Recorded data
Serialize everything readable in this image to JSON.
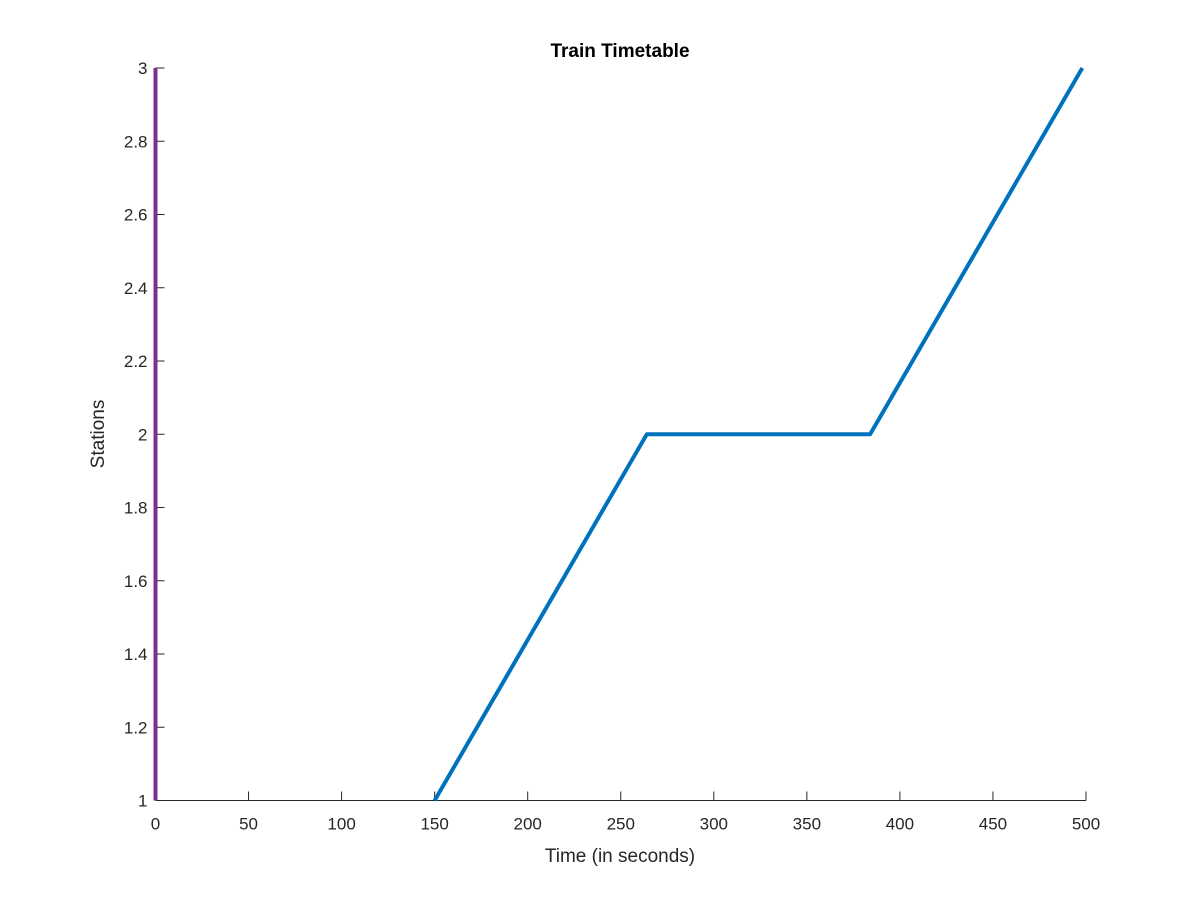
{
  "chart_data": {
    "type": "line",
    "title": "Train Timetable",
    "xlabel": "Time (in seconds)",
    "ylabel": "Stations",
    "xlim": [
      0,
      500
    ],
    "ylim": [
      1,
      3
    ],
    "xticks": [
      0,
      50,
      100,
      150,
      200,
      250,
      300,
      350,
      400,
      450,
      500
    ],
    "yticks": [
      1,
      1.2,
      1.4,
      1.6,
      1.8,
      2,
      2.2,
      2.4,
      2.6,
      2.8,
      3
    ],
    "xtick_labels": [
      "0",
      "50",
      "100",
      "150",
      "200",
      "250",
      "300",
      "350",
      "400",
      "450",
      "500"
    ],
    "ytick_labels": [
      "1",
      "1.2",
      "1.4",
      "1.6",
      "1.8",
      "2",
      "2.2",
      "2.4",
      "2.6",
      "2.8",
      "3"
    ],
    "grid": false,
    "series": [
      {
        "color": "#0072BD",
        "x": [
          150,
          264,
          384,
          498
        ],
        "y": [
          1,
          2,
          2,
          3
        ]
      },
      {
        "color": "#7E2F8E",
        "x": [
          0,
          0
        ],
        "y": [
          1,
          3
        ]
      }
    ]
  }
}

WHAT YOU SHOULD DO: Take the listing and print it again exactly, but without any pictures.

THE OUTPUT:
Serialize everything readable in this image to JSON.
{
  "chart_data": {
    "type": "line",
    "title": "Train Timetable",
    "xlabel": "Time (in seconds)",
    "ylabel": "Stations",
    "xlim": [
      0,
      500
    ],
    "ylim": [
      1,
      3
    ],
    "xticks": [
      0,
      50,
      100,
      150,
      200,
      250,
      300,
      350,
      400,
      450,
      500
    ],
    "yticks": [
      1,
      1.2,
      1.4,
      1.6,
      1.8,
      2,
      2.2,
      2.4,
      2.6,
      2.8,
      3
    ],
    "xtick_labels": [
      "0",
      "50",
      "100",
      "150",
      "200",
      "250",
      "300",
      "350",
      "400",
      "450",
      "500"
    ],
    "ytick_labels": [
      "1",
      "1.2",
      "1.4",
      "1.6",
      "1.8",
      "2",
      "2.2",
      "2.4",
      "2.6",
      "2.8",
      "3"
    ],
    "grid": false,
    "series": [
      {
        "color": "#0072BD",
        "x": [
          150,
          264,
          384,
          498
        ],
        "y": [
          1,
          2,
          2,
          3
        ]
      },
      {
        "color": "#7E2F8E",
        "x": [
          0,
          0
        ],
        "y": [
          1,
          3
        ]
      }
    ]
  }
}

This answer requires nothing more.